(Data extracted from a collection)
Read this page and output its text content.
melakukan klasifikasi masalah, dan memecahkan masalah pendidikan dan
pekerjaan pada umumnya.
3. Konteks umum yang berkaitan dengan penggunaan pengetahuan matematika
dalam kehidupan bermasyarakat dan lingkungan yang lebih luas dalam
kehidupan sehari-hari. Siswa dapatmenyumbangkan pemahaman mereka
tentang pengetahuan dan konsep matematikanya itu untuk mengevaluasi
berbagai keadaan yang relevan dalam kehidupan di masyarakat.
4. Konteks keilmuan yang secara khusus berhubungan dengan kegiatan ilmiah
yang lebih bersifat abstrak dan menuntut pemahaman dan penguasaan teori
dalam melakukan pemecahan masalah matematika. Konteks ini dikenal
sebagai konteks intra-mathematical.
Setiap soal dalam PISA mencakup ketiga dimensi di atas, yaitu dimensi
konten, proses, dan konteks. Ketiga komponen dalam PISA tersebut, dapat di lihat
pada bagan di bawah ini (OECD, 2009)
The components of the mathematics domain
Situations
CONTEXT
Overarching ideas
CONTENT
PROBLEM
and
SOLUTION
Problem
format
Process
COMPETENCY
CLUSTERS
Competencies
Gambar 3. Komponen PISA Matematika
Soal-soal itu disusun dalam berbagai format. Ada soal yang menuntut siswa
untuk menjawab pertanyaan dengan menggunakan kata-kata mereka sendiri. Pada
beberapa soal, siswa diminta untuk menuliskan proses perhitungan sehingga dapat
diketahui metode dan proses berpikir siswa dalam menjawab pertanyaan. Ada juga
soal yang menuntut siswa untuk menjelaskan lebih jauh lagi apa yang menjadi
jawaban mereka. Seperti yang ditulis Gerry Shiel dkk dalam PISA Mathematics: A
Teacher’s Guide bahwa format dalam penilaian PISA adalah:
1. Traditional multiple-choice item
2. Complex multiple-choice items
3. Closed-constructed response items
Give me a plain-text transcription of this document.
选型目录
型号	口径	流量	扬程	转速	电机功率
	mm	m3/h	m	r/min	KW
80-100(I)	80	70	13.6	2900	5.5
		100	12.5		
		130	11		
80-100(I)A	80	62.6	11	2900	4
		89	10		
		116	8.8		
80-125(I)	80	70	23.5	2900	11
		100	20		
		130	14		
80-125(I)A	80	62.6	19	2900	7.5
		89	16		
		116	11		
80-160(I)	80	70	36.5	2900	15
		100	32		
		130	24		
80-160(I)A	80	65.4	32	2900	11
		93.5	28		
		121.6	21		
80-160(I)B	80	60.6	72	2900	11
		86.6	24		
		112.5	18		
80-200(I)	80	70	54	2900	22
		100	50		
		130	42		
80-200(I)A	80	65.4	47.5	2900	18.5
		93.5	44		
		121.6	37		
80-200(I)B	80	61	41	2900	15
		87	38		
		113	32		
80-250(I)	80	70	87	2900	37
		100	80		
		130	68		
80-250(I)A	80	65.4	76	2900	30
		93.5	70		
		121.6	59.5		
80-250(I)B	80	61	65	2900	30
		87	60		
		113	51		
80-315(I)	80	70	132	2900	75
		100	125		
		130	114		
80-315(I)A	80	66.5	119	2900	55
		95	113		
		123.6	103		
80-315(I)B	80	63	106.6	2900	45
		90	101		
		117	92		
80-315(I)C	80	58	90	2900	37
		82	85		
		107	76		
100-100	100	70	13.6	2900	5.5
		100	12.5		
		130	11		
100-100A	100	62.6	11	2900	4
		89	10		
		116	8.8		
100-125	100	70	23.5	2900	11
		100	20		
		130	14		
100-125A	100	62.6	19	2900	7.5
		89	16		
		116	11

- Directions for this task -
Which lines contain the word "menjawab"? Copy each one.

- Answer below -
untuk menjawab pertanyaan dengan menggunakan kata-kata mereka sendiri. Pada
diketahui metode dan proses berpikir siswa dalam menjawab pertanyaan. Ada juga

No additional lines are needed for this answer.